/---
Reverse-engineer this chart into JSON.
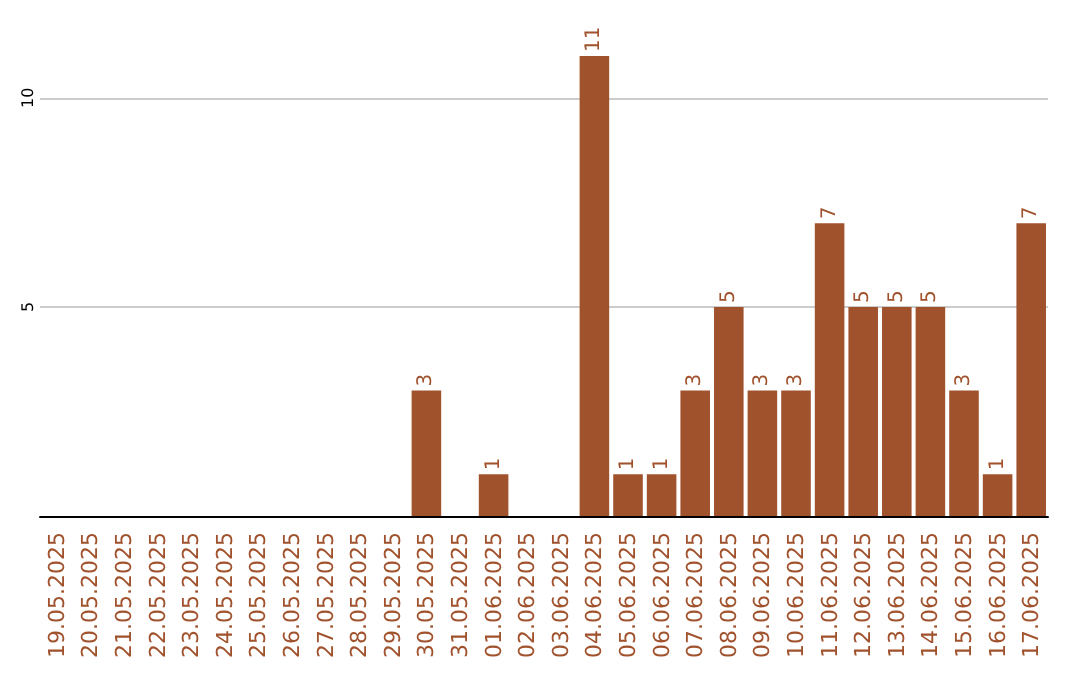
{
  "chart_data": {
    "type": "bar",
    "categories": [
      "19.05.2025",
      "20.05.2025",
      "21.05.2025",
      "22.05.2025",
      "23.05.2025",
      "24.05.2025",
      "25.05.2025",
      "26.05.2025",
      "27.05.2025",
      "28.05.2025",
      "29.05.2025",
      "30.05.2025",
      "31.05.2025",
      "01.06.2025",
      "02.06.2025",
      "03.06.2025",
      "04.06.2025",
      "05.06.2025",
      "06.06.2025",
      "07.06.2025",
      "08.06.2025",
      "09.06.2025",
      "10.06.2025",
      "11.06.2025",
      "12.06.2025",
      "13.06.2025",
      "14.06.2025",
      "15.06.2025",
      "16.06.2025",
      "17.06.2025"
    ],
    "values": [
      0,
      0,
      0,
      0,
      0,
      0,
      0,
      0,
      0,
      0,
      0,
      3,
      0,
      1,
      0,
      0,
      11,
      1,
      1,
      3,
      5,
      3,
      3,
      7,
      5,
      5,
      5,
      3,
      1,
      7
    ],
    "value_labels": [
      null,
      null,
      null,
      null,
      null,
      null,
      null,
      null,
      null,
      null,
      null,
      "3",
      null,
      "1",
      null,
      null,
      "11",
      "1",
      "1",
      "3",
      "5",
      "3",
      "3",
      "7",
      "5",
      "5",
      "5",
      "3",
      "1",
      "7"
    ],
    "color": "#a0522d",
    "ylim": [
      0,
      11
    ],
    "yticks": [
      5,
      10
    ],
    "grid": "y"
  }
}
\---
Written instruction:
Write out every record above exactly as it stands, but leave out the pictures.

Written reply:
Reverse-engineer this chart into JSON.
{
  "chart_data": {
    "type": "bar",
    "categories": [
      "19.05.2025",
      "20.05.2025",
      "21.05.2025",
      "22.05.2025",
      "23.05.2025",
      "24.05.2025",
      "25.05.2025",
      "26.05.2025",
      "27.05.2025",
      "28.05.2025",
      "29.05.2025",
      "30.05.2025",
      "31.05.2025",
      "01.06.2025",
      "02.06.2025",
      "03.06.2025",
      "04.06.2025",
      "05.06.2025",
      "06.06.2025",
      "07.06.2025",
      "08.06.2025",
      "09.06.2025",
      "10.06.2025",
      "11.06.2025",
      "12.06.2025",
      "13.06.2025",
      "14.06.2025",
      "15.06.2025",
      "16.06.2025",
      "17.06.2025"
    ],
    "values": [
      0,
      0,
      0,
      0,
      0,
      0,
      0,
      0,
      0,
      0,
      0,
      3,
      0,
      1,
      0,
      0,
      11,
      1,
      1,
      3,
      5,
      3,
      3,
      7,
      5,
      5,
      5,
      3,
      1,
      7
    ],
    "value_labels": [
      null,
      null,
      null,
      null,
      null,
      null,
      null,
      null,
      null,
      null,
      null,
      "3",
      null,
      "1",
      null,
      null,
      "11",
      "1",
      "1",
      "3",
      "5",
      "3",
      "3",
      "7",
      "5",
      "5",
      "5",
      "3",
      "1",
      "7"
    ],
    "color": "#a0522d",
    "ylim": [
      0,
      11
    ],
    "yticks": [
      5,
      10
    ],
    "grid": "y"
  }
}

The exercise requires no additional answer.